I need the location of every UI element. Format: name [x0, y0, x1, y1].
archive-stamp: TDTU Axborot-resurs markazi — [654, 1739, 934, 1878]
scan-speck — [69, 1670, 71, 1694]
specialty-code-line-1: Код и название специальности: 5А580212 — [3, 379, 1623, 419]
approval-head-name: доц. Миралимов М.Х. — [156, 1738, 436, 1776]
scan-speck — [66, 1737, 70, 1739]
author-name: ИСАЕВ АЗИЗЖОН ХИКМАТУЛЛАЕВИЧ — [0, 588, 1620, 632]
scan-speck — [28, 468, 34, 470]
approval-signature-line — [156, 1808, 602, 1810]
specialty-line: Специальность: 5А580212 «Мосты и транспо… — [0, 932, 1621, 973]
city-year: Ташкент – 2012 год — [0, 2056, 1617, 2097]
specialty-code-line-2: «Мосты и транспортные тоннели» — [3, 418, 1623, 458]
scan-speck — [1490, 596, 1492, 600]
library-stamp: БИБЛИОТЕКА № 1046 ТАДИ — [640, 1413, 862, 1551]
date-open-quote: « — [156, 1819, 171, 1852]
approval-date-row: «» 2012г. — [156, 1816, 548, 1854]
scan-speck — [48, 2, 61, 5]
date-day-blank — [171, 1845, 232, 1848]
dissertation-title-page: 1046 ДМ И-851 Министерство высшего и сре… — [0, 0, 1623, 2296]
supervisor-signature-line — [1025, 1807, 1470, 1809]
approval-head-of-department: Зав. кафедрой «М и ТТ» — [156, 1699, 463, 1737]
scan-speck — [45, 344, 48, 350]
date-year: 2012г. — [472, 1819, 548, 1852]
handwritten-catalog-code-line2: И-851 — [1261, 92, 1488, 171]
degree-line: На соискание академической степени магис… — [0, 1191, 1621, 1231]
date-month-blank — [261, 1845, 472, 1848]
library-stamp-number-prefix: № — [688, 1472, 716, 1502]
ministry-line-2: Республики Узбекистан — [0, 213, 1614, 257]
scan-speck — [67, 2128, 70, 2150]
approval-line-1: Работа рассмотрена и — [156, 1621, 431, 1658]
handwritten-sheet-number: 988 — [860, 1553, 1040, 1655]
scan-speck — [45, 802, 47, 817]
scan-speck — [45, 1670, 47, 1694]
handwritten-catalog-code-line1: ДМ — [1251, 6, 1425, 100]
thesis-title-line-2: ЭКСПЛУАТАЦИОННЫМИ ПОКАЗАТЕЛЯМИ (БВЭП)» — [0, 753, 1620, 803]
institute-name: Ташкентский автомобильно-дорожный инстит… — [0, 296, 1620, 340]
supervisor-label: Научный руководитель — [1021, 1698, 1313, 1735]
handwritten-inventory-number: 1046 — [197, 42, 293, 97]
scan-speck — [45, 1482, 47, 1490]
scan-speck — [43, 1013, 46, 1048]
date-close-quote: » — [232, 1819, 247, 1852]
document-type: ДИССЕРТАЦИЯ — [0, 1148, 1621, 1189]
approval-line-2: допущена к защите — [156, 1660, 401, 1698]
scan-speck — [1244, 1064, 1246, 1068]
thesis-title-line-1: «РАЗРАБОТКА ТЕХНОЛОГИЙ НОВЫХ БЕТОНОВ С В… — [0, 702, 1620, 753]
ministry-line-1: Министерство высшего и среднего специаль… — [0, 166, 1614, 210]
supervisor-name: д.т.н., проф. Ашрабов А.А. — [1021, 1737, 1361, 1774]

*****

- Given exercise -
Rewrite everything from the start of the material down to the line containing "author-name: ИСАЕВ АЗИЗЖОН", replacing "scan-speck" with "dust-speck" and leaving everything else unchanged. Give only those lines.

- Answer to this task -
I need the location of every UI element. Format: name [x0, y0, x1, y1].
archive-stamp: TDTU Axborot-resurs markazi — [654, 1739, 934, 1878]
dust-speck — [69, 1670, 71, 1694]
specialty-code-line-1: Код и название специальности: 5А580212 — [3, 379, 1623, 419]
approval-head-name: доц. Миралимов М.Х. — [156, 1738, 436, 1776]
dust-speck — [66, 1737, 70, 1739]
author-name: ИСАЕВ АЗИЗЖОН ХИКМАТУЛЛАЕВИЧ — [0, 588, 1620, 632]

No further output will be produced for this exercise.